SHORT PROBLEM: From the listing below, pull out the lines that hold "konnte".

MATERIAL FOR THIS TASK:
════════
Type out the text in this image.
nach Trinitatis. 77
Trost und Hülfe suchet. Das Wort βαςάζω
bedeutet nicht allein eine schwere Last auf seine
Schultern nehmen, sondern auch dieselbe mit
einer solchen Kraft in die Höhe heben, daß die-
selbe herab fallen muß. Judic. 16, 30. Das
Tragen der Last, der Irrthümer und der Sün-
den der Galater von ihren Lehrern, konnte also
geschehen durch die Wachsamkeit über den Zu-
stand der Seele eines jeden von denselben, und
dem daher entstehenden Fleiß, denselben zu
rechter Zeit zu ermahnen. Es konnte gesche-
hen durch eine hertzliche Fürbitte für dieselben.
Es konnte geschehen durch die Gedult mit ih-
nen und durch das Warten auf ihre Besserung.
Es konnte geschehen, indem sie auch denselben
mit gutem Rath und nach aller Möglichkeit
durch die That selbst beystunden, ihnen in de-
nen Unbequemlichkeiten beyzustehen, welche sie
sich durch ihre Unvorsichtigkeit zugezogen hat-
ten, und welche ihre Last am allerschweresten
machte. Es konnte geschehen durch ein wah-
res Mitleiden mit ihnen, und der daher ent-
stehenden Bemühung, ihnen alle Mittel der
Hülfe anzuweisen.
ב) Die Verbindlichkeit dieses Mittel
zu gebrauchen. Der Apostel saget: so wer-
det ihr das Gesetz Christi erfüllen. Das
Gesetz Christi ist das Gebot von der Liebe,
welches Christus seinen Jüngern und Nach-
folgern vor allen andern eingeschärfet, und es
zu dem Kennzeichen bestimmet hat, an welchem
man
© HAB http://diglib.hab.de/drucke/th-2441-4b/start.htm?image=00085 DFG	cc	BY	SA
════════
FINAL ANSWER:
den der Galater von ihren Lehrern, konnte also
rechter Zeit zu ermahnen. Es konnte gesche-
Es konnte geschehen durch die Gedult mit ih-
Es konnte geschehen, indem sie auch denselben
machte. Es konnte geschehen durch ein wah-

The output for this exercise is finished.